**WHAT TO WORK ON:**
Say how many lines hold the string "Hugh"; please write nothing but the number.

-- begin ENTRIES SHOWN --

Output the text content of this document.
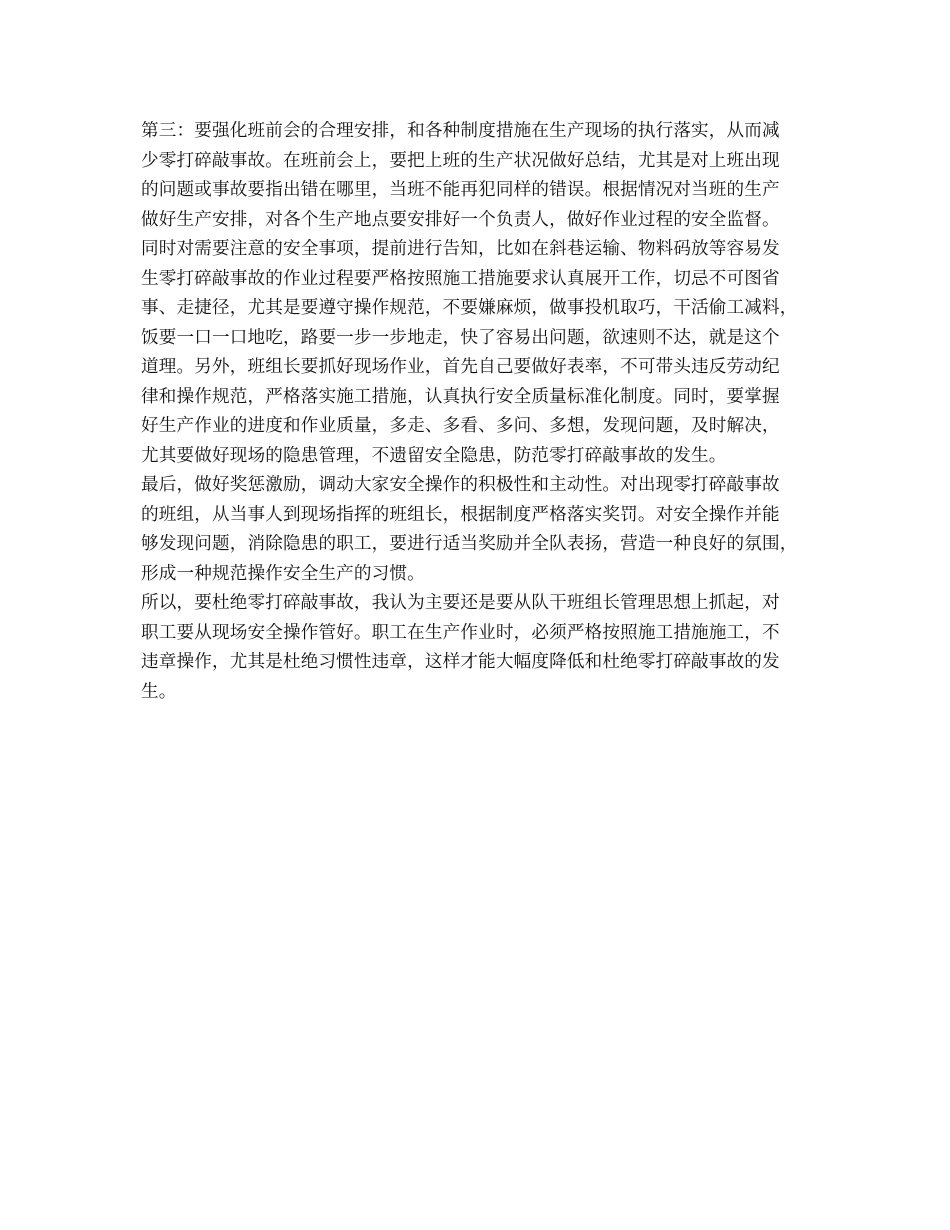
第三：要强化班前会的合理安排，和各种制度措施在生产现场的执行落实，从而减
少零打碎敲事故。在班前会上，要把上班的生产状况做好总结，尤其是对上班出现
的问题或事故要指出错在哪里，当班不能再犯同样的错误。根据情况对当班的生产
做好生产安排，对各个生产地点要安排好一个负责人，做好作业过程的安全监督。
同时对需要注意的安全事项，提前进行告知，比如在斜巷运输、物料码放等容易发
生零打碎敲事故的作业过程要严格按照施工措施要求认真展开工作，切忌不可图省
事、走捷径，尤其是要遵守操作规范，不要嫌麻烦，做事投机取巧，干活偷工减料，
饭要一口一口地吃，路要一步一步地走，快了容易出问题，欲速则不达，就是这个
道理。另外，班组长要抓好现场作业，首先自己要做好表率，不可带头违反劳动纪
律和操作规范，严格落实施工措施，认真执行安全质量标准化制度。同时，要掌握
好生产作业的进度和作业质量，多走、多看、多问、多想，发现问题，及时解决，
尤其要做好现场的隐患管理，不遗留安全隐患，防范零打碎敲事故的发生。

最后，做好奖惩激励，调动大家安全操作的积极性和主动性。对出现零打碎敲事故
的班组，从当事人到现场指挥的班组长，根据制度严格落实奖罚。对安全操作并能
够发现问题，消除隐患的职工，要进行适当奖励并全队表扬，营造一种良好的氛围，
形成一种规范操作安全生产的习惯。

所以，要杜绝零打碎敲事故，我认为主要还是要从队干班组长管理思想上抓起，对
职工要从现场安全操作管好。职工在生产作业时，必须严格按照施工措施施工，不
违章操作，尤其是杜绝习惯性违章，这样才能大幅度降低和杜绝零打碎敲事故的发
生。
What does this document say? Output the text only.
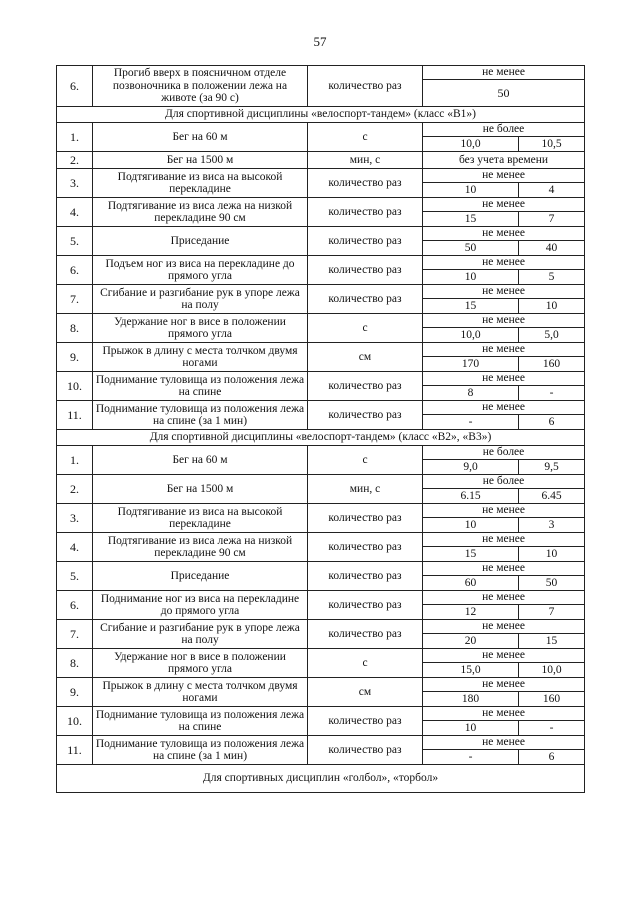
57
6.	Прогиб вверх в поясничном отделе позвоночника в положении лежа на животе (за 90 с)	количество раз	не менее	
			50	
Для спортивной дисциплины «велоспорт-тандем» (класс «В1»)				
1.	Бег на 60 м	с	не более	
			10,0	10,5
2.	Бег на 1500 м	мин, с	без учета времени	
3.	Подтягивание из виса на высокой перекладине	количество раз	не менее	
			10	4
4.	Подтягивание из виса лежа на низкой перекладине 90 см	количество раз	не менее	
			15	7
5.	Приседание	количество раз	не менее	
			50	40
6.	Подъем ног из виса на перекладине до прямого угла	количество раз	не менее	
			10	5
7.	Сгибание и разгибание рук в упоре лежа на полу	количество раз	не менее	
			15	10
8.	Удержание ног в висе в положении прямого угла	с	не менее	
			10,0	5,0
9.	Прыжок в длину с места толчком двумя ногами	см	не менее	
			170	160
10.	Поднимание туловища из положения лежа на спине	количество раз	не менее	
			8	-
11.	Поднимание туловища из положения лежа на спине (за 1 мин)	количество раз	не менее	
			-	6
Для спортивной дисциплины «велоспорт-тандем» (класс «В2», «В3»)				
1.	Бег на 60 м	с	не более	
			9,0	9,5
2.	Бег на 1500 м	мин, с	не более	
			6.15	6.45
3.	Подтягивание из виса на высокой перекладине	количество раз	не менее	
			10	3
4.	Подтягивание из виса лежа на низкой перекладине 90 см	количество раз	не менее	
			15	10
5.	Приседание	количество раз	не менее	
			60	50
6.	Поднимание ног из виса на перекладине до прямого угла	количество раз	не менее	
			12	7
7.	Сгибание и разгибание рук в упоре лежа на полу	количество раз	не менее	
			20	15
8.	Удержание ног в висе в положении прямого угла	с	не менее	
			15,0	10,0
9.	Прыжок в длину с места толчком двумя ногами	см	не менее	
			180	160
10.	Поднимание туловища из положения лежа на спине	количество раз	не менее	
			10	-
11.	Поднимание туловища из положения лежа на спине (за 1 мин)	количество раз	не менее	
			-	6
Для спортивных дисциплин «голбол», «торбол»				
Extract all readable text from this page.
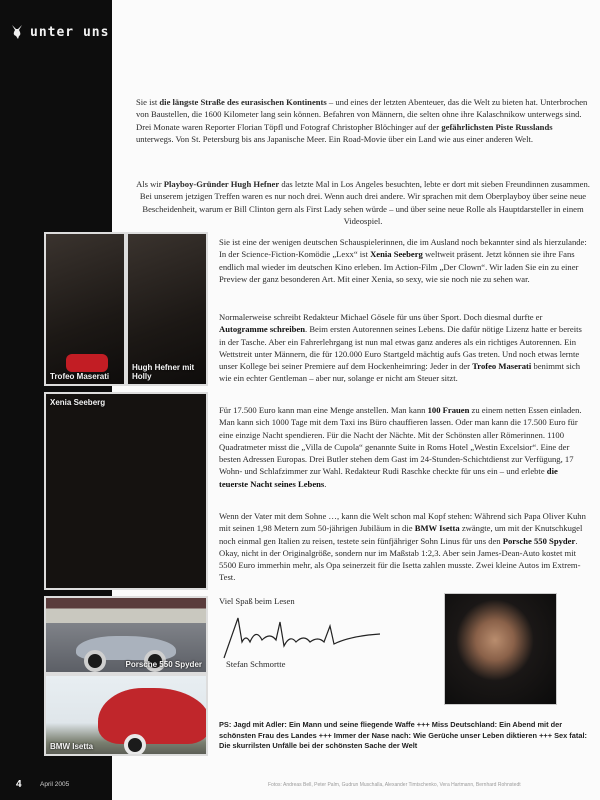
unter uns

Sie ist die längste Straße des eurasischen Kontinents – und eines der letzten Abenteuer, das die Welt zu bieten hat. Unterbrochen von Baustellen, die 1600 Kilometer lang sein können. Befahren von Männern, die selten ohne ihre Kalaschnikow unterwegs sind. Drei Monate waren Reporter Florian Töpfl und Fotograf Christopher Blöchinger auf der gefährlichsten Piste Russlands unterwegs. Von St. Petersburg bis ans Japanische Meer. Ein Road-Movie über ein Land wie aus einer anderen Welt.

Als wir Playboy-Gründer Hugh Hefner das letzte Mal in Los Angeles besuchten, lebte er dort mit sieben Freundinnen zusammen. Bei unserem jetzigen Treffen waren es nur noch drei. Wenn auch drei andere. Wir sprachen mit dem Oberplayboy über seine neue Bescheidenheit, warum er Bill Clinton gern als First Lady sehen würde – und über seine neue Rolle als Hauptdarsteller in einem Videospiel.

Trofeo Maserati
Hugh Hefner mit Holly
Xenia Seeberg
Porsche 550 Spyder
BMW Isetta

Sie ist eine der wenigen deutschen Schauspielerinnen, die im Ausland noch bekannter sind als hierzulande: In der Science-Fiction-Komödie „Lexx“ ist Xenia Seeberg weltweit präsent. Jetzt können sie ihre Fans endlich mal wieder im deutschen Kino erleben. Im Action-Film „Der Clown“. Wir laden Sie ein zu einer Preview der ganz besonderen Art. Mit einer Xenia, so sexy, wie sie noch nie zu sehen war.

Normalerweise schreibt Redakteur Michael Gösele für uns über Sport. Doch diesmal durfte er Autogramme schreiben. Beim ersten Autorennen seines Lebens. Die dafür nötige Lizenz hatte er bereits in der Tasche. Aber ein Fahrerlehrgang ist nun mal etwas ganz anderes als ein richtiges Autorennen. Ein Wettstreit unter Männern, die für 120.000 Euro Startgeld mächtig aufs Gas treten. Und noch etwas lernte unser Kollege bei seiner Premiere auf dem Hockenheimring: Jeder in der Trofeo Maserati benimmt sich wie ein echter Gentleman – aber nur, solange er nicht am Steuer sitzt.

Für 17.500 Euro kann man eine Menge anstellen. Man kann 100 Frauen zu einem netten Essen einladen. Man kann sich 1000 Tage mit dem Taxi ins Büro chauffieren lassen. Oder man kann die 17.500 Euro für eine einzige Nacht spendieren. Für die Nacht der Nächte. Mit der Schönsten aller Römerinnen. 1100 Quadratmeter misst die „Villa de Cupola“ genannte Suite in Roms Hotel „Westin Excelsior“. Eine der besten Adressen Europas. Drei Butler stehen dem Gast im 24-Stunden-Schichtdienst zur Verfügung, 17 Wohn- und Schlafzimmer zur Wahl. Redakteur Rudi Raschke checkte für uns ein – und erlebte die teuerste Nacht seines Lebens.

Wenn der Vater mit dem Sohne …, kann die Welt schon mal Kopf stehen: Während sich Papa Oliver Kuhn mit seinen 1,98 Metern zum 50-jährigen Jubiläum in die BMW Isetta zwängte, um mit der Knutschkugel noch einmal gen Italien zu reisen, testete sein fünfjähriger Sohn Linus für uns den Porsche 550 Spyder. Okay, nicht in der Originalgröße, sondern nur im Maßstab 1:2,3. Aber sein James-Dean-Auto kostet mit 5500 Euro immerhin mehr, als Opa seinerzeit für die Isetta zahlen musste. Zwei kleine Autos im Extrem-Test.

Viel Spaß beim Lesen
Stefan Schmortte

PS: Jagd mit Adler: Ein Mann und seine fliegende Waffe +++ Miss Deutschland: Ein Abend mit der schönsten Frau des Landes +++ Immer der Nase nach: Wie Gerüche unser Leben diktieren +++ Sex fatal: Die skurrilsten Unfälle bei der schönsten Sache der Welt

4	April 2005	Fotos: Andreas Bell, Peter Palm, Gudrun Muschalla, Alexander Timtschenko, Vera Hartmann, Bernhard Rohnstedt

-- end ENTRIES SHOWN --

**ANSWER TO THE EXERCISE:**
2